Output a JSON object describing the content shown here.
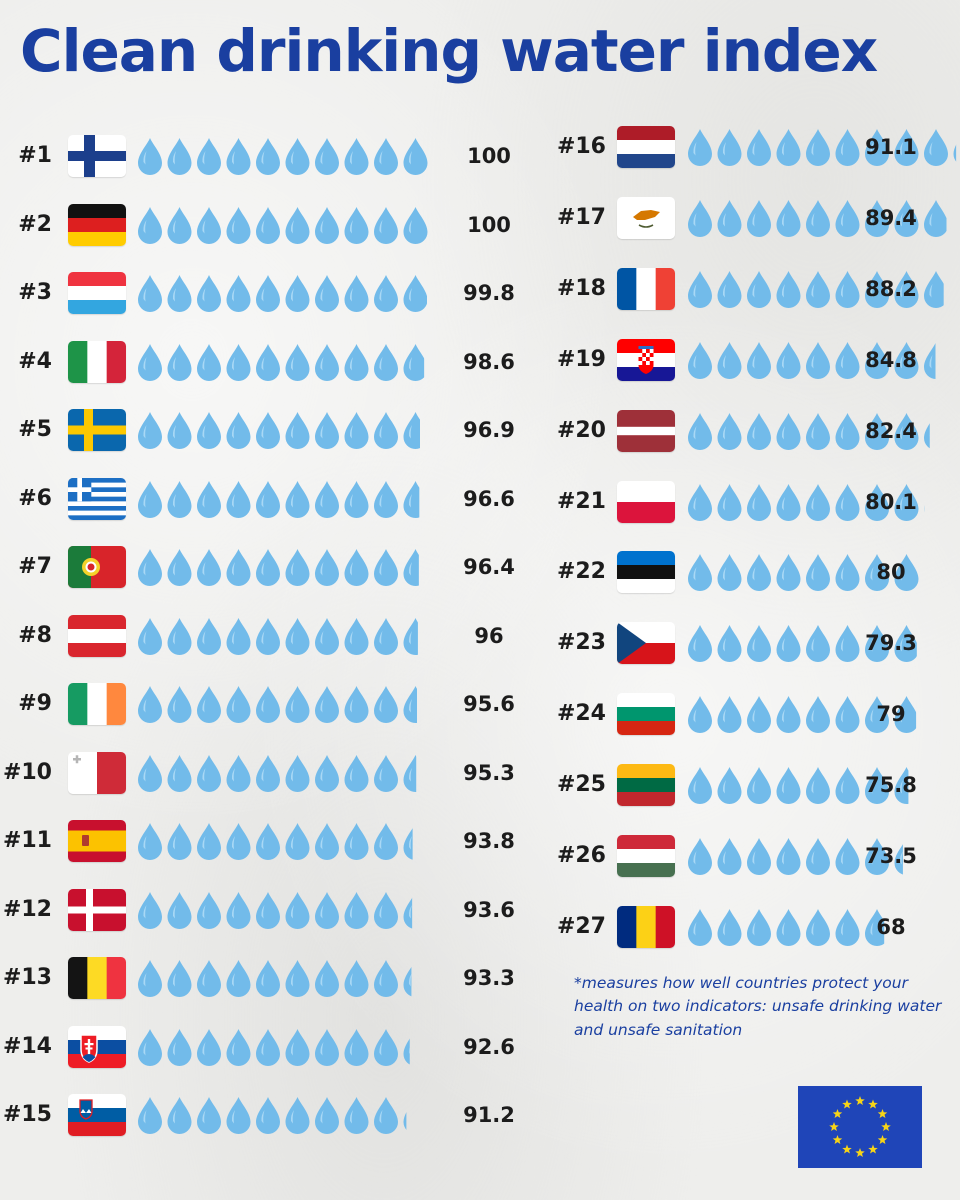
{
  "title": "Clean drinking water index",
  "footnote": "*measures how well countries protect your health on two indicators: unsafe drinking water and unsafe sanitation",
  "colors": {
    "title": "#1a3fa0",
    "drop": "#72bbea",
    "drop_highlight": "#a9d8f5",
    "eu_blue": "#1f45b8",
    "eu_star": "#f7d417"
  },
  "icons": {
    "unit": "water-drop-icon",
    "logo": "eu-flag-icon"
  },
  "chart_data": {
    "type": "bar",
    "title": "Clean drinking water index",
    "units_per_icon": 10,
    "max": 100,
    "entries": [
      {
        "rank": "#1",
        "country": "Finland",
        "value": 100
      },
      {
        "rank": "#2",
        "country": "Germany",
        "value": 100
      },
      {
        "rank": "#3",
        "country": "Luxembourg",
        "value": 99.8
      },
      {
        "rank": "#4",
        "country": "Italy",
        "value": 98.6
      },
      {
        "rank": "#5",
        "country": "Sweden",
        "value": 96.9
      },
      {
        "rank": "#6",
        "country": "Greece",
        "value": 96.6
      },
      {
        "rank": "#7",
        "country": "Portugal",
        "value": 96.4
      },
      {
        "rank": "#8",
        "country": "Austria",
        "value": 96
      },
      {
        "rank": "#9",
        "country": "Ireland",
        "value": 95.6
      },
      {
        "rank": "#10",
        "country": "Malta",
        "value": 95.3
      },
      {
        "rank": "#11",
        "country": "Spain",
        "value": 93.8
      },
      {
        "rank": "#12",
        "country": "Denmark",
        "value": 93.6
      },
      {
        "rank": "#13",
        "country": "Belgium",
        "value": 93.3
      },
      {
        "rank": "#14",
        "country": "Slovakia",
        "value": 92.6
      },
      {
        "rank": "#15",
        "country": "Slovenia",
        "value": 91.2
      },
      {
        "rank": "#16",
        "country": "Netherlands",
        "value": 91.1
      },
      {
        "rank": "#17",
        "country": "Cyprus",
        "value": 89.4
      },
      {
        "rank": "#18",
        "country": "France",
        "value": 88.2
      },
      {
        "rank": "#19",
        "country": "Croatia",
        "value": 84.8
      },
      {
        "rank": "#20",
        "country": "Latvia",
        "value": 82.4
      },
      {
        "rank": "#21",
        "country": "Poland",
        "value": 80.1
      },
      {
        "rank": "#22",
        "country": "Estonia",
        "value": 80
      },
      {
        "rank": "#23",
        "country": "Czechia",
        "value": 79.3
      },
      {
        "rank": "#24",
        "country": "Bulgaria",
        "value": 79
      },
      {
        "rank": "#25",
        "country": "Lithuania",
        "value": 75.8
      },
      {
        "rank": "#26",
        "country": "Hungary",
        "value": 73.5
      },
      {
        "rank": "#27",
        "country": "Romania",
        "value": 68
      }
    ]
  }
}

[Aim]: Across the entries, how many lines contain "water"? Reply with the number only.

[Exercise output]: 4